From the records below, pull each line that has "appropriate".

··· INPUT

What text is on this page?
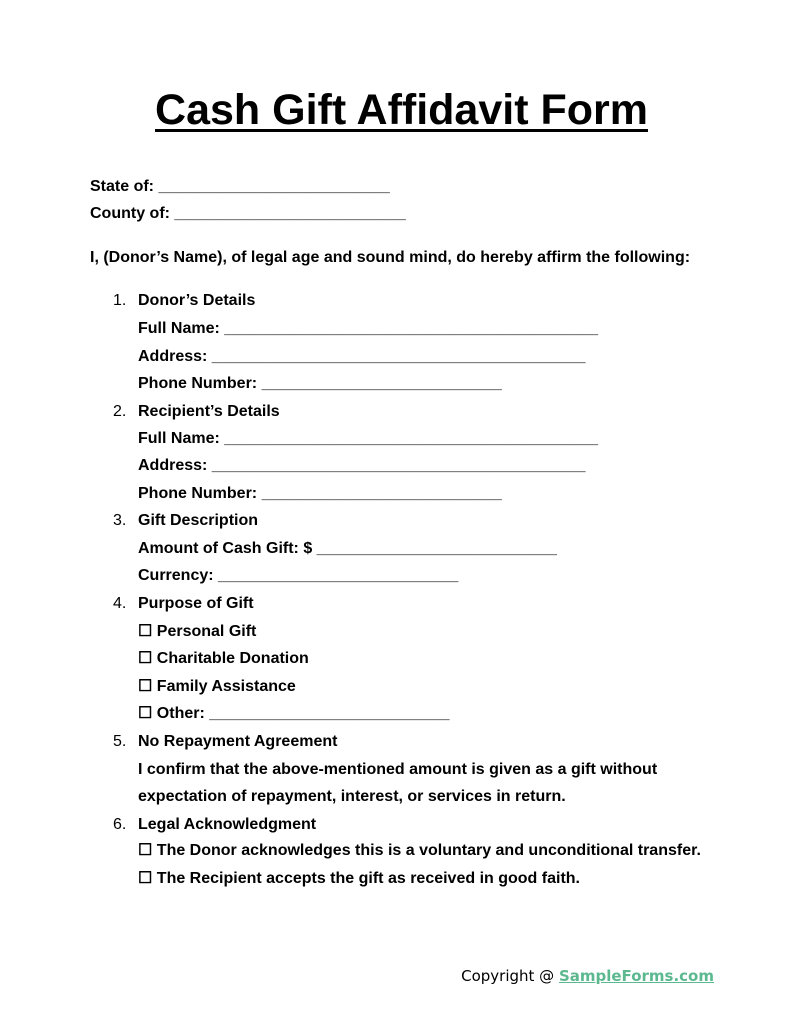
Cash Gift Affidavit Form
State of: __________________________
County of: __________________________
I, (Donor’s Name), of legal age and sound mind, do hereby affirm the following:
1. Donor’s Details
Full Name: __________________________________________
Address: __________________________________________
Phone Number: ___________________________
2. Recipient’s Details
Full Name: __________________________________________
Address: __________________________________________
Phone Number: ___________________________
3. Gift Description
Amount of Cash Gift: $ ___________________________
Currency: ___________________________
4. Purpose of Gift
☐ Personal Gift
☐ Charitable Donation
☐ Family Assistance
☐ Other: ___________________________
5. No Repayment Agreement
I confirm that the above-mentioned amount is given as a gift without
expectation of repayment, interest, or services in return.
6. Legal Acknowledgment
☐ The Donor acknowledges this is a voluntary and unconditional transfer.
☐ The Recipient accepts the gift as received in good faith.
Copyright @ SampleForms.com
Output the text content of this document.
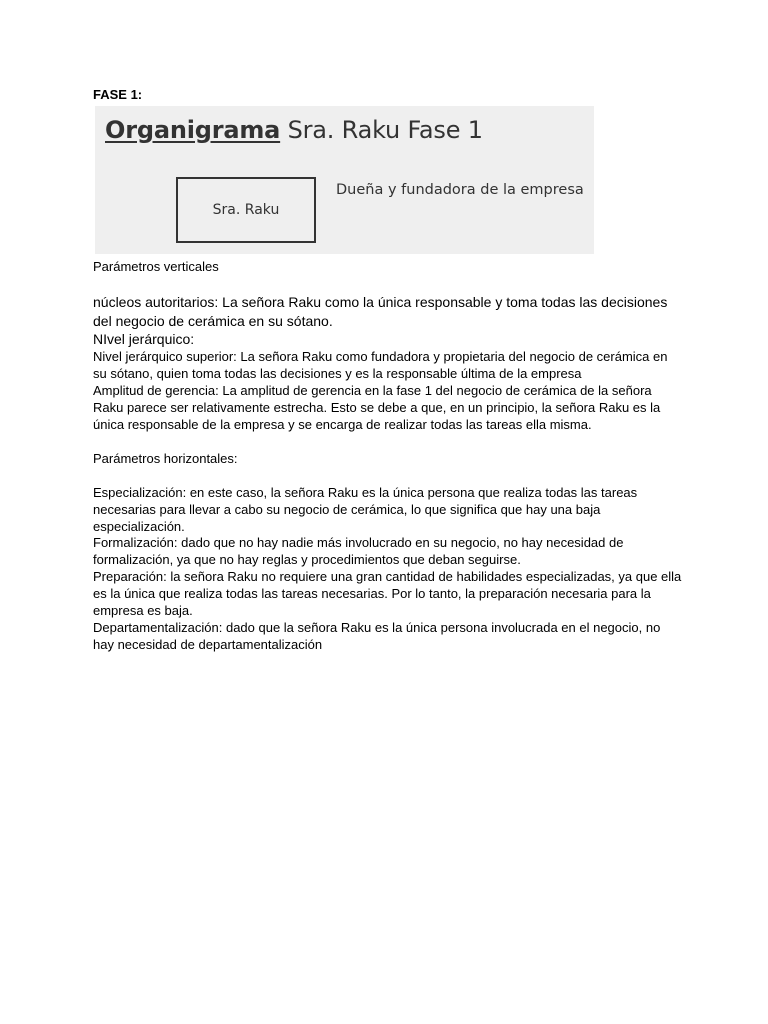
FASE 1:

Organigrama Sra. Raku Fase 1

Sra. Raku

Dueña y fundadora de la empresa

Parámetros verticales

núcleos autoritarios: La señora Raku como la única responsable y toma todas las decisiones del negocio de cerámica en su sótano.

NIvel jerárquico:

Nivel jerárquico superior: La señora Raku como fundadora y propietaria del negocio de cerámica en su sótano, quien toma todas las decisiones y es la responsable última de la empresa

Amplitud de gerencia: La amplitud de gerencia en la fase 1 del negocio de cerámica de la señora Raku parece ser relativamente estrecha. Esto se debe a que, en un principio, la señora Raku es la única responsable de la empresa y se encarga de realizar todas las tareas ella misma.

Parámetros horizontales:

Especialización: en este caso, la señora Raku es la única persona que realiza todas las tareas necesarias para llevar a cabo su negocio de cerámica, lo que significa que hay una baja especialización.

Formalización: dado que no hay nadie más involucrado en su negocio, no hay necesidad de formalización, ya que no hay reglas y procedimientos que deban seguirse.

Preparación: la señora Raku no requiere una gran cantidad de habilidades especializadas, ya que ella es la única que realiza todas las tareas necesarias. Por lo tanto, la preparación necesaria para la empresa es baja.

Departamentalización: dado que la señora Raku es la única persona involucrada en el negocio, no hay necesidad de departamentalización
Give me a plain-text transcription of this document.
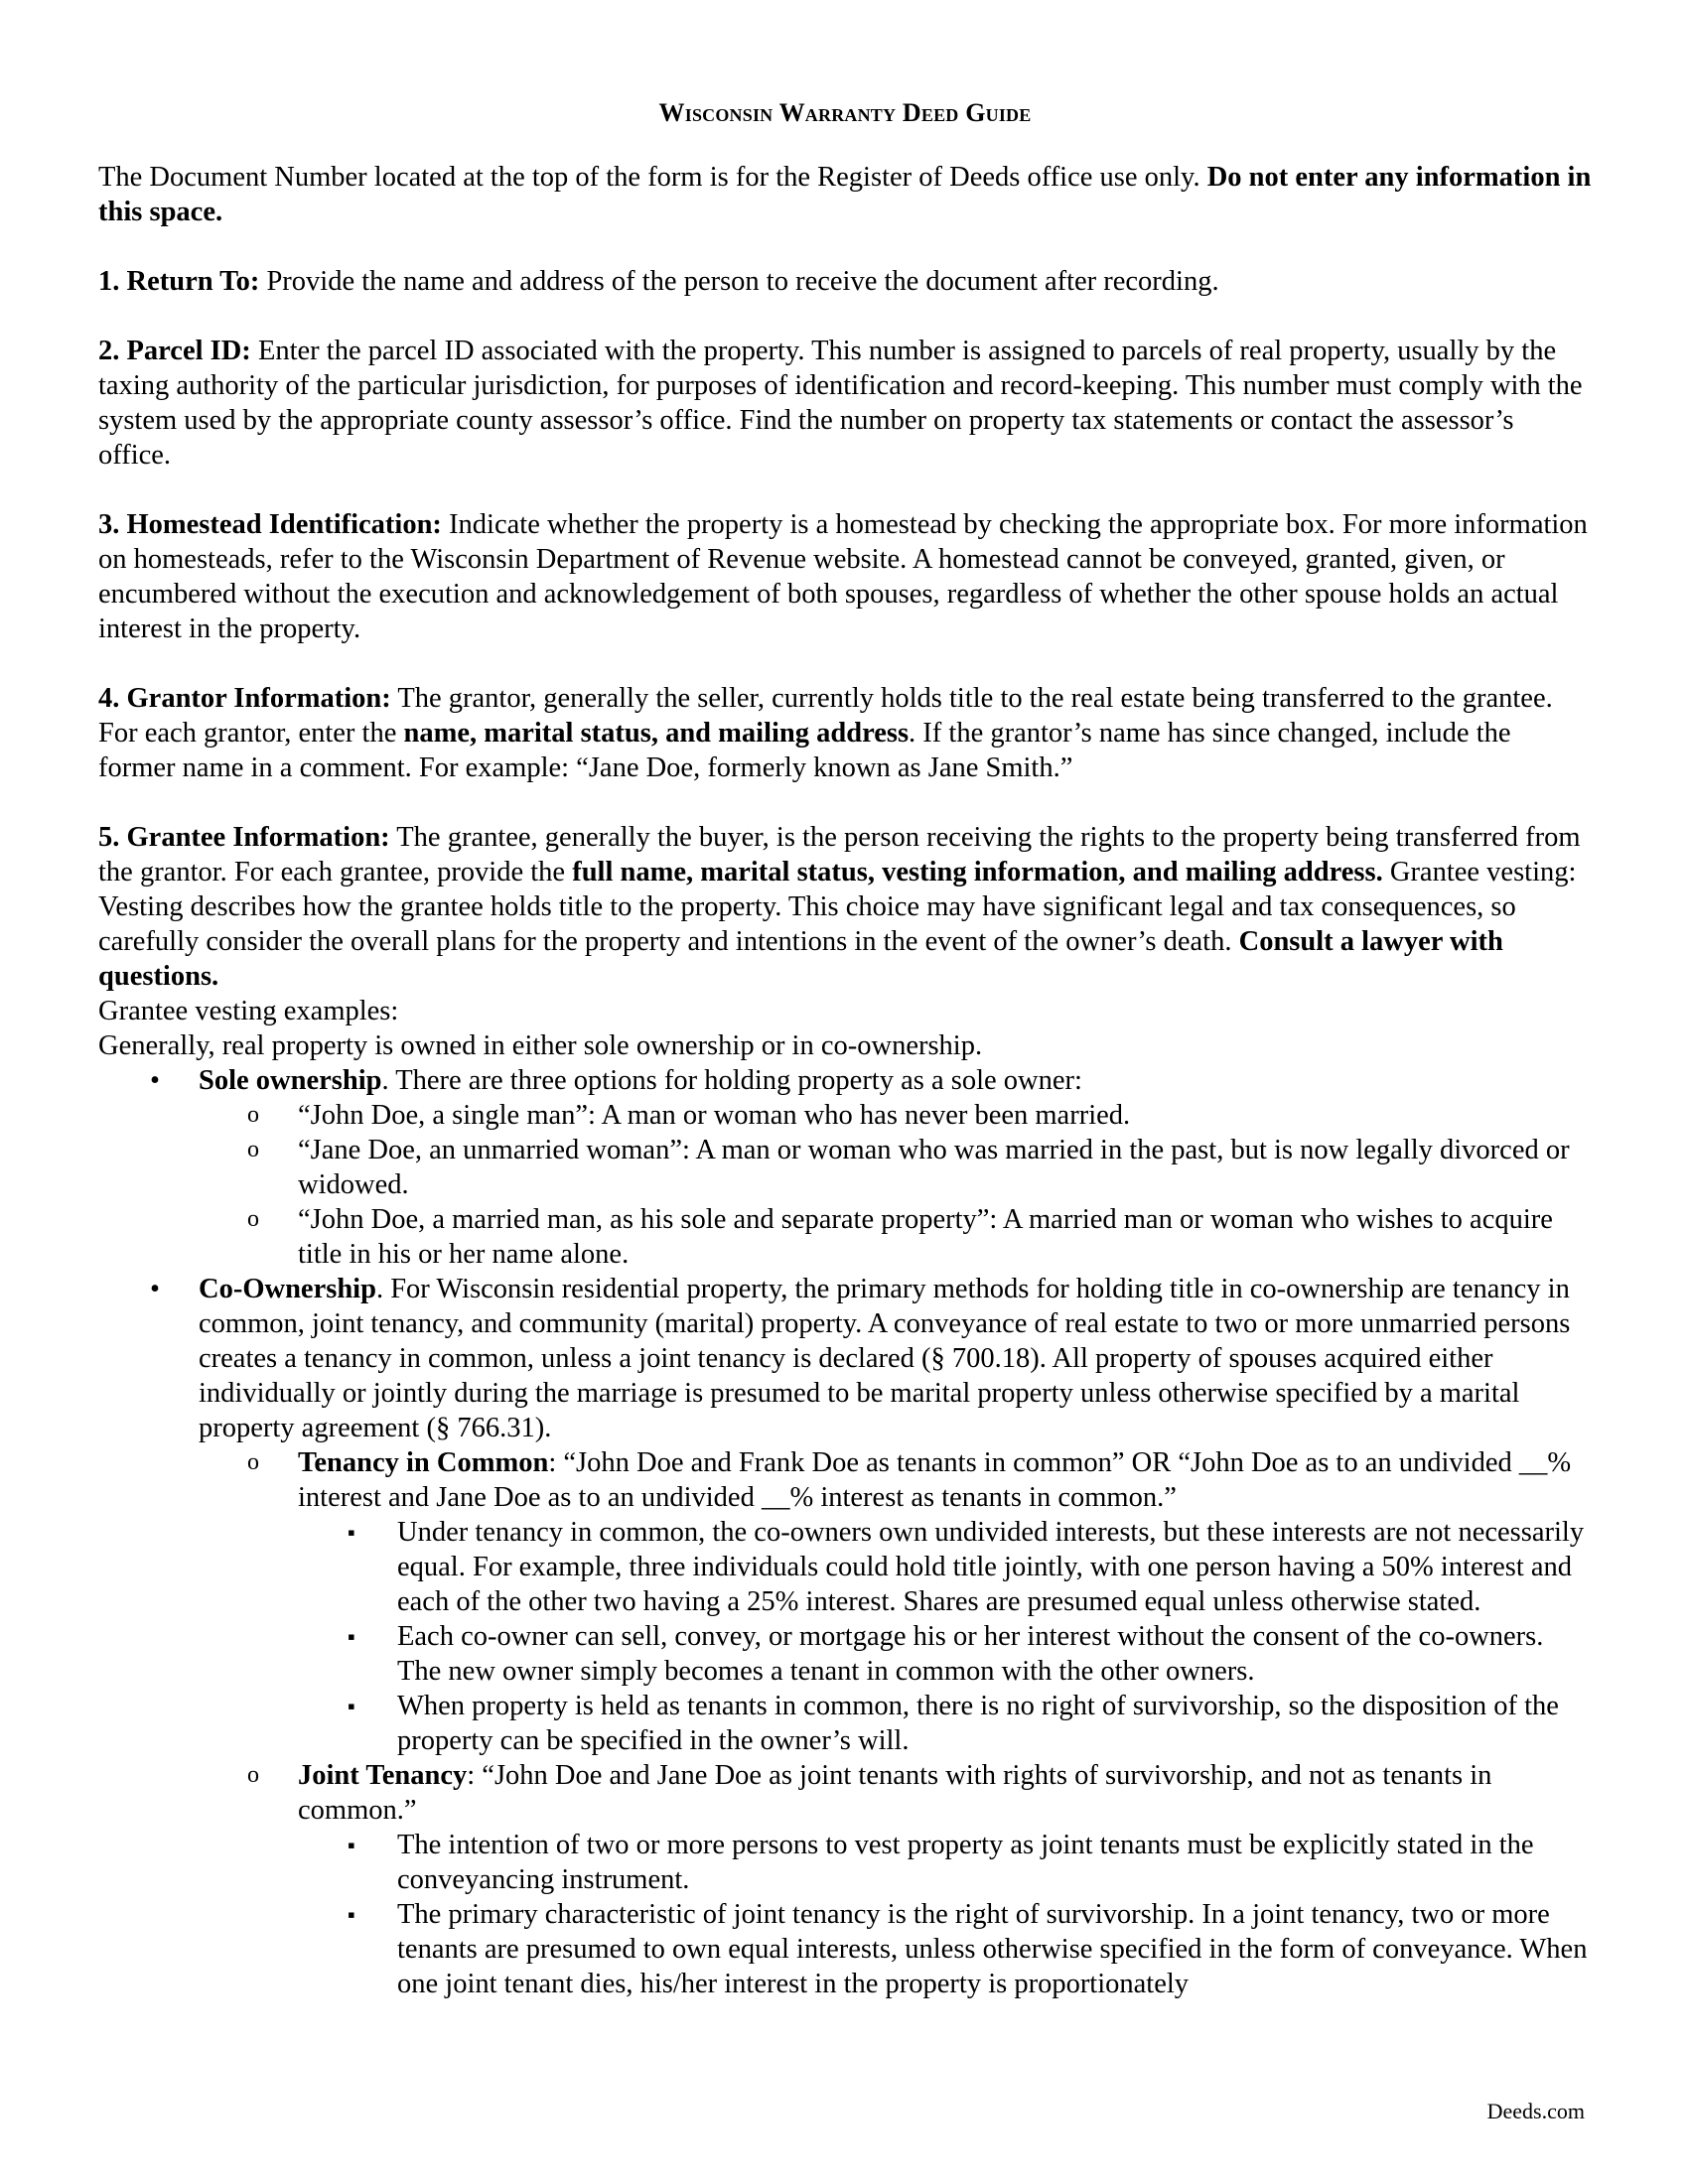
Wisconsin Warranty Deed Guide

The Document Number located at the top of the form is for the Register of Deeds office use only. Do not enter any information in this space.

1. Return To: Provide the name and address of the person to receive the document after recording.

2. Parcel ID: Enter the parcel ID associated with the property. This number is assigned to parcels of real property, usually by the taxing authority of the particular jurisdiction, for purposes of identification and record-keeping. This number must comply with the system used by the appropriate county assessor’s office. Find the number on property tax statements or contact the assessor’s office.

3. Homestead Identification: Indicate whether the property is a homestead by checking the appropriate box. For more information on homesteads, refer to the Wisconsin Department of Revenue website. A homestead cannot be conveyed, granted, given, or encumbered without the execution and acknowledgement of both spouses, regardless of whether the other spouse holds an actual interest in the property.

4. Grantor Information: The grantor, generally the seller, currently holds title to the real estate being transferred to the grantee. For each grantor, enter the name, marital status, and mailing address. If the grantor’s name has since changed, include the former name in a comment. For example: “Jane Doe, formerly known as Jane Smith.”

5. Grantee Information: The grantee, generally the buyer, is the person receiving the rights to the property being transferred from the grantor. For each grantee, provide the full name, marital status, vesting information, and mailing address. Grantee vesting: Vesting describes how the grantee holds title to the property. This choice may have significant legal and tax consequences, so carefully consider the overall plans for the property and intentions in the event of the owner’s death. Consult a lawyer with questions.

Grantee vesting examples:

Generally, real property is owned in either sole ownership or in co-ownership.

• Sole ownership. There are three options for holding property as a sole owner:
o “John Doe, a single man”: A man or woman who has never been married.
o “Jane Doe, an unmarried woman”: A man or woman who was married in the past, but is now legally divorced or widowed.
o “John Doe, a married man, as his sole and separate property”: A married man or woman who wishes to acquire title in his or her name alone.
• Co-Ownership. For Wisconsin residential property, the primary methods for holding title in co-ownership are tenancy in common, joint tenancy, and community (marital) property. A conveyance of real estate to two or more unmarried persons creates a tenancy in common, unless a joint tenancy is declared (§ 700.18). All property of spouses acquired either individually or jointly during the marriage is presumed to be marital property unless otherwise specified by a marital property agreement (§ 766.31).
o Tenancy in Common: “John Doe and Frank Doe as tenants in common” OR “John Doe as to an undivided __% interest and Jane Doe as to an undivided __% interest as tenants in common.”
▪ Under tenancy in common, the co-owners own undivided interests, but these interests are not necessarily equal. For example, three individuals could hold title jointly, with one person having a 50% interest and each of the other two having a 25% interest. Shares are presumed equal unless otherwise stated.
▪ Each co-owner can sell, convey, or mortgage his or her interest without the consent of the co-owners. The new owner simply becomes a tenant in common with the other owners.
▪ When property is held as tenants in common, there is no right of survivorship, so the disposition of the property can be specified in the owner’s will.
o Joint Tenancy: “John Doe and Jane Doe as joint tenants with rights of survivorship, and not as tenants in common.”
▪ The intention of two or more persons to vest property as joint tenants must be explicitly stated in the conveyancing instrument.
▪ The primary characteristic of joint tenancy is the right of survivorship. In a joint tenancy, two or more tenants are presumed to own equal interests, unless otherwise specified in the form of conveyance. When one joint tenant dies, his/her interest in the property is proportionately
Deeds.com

······

- _ANSWER TO THIS PROBLEM_:
2. Parcel ID: Enter the parcel ID associated with the property. This number is assigned to parcels of real property, usually by the taxing authority of the particular jurisdiction, for purposes of identification and record-keeping. This number must comply with the system used by the appropriate county assessor’s office. Find the number on property tax statements or contact the assessor’s office.
3. Homestead Identification: Indicate whether the property is a homestead by checking the appropriate box. For more information on homesteads, refer to the Wisconsin Department of Revenue website. A homestead cannot be conveyed, granted, given, or encumbered without the execution and acknowledgement of both spouses, regardless of whether the other spouse holds an actual interest in the property.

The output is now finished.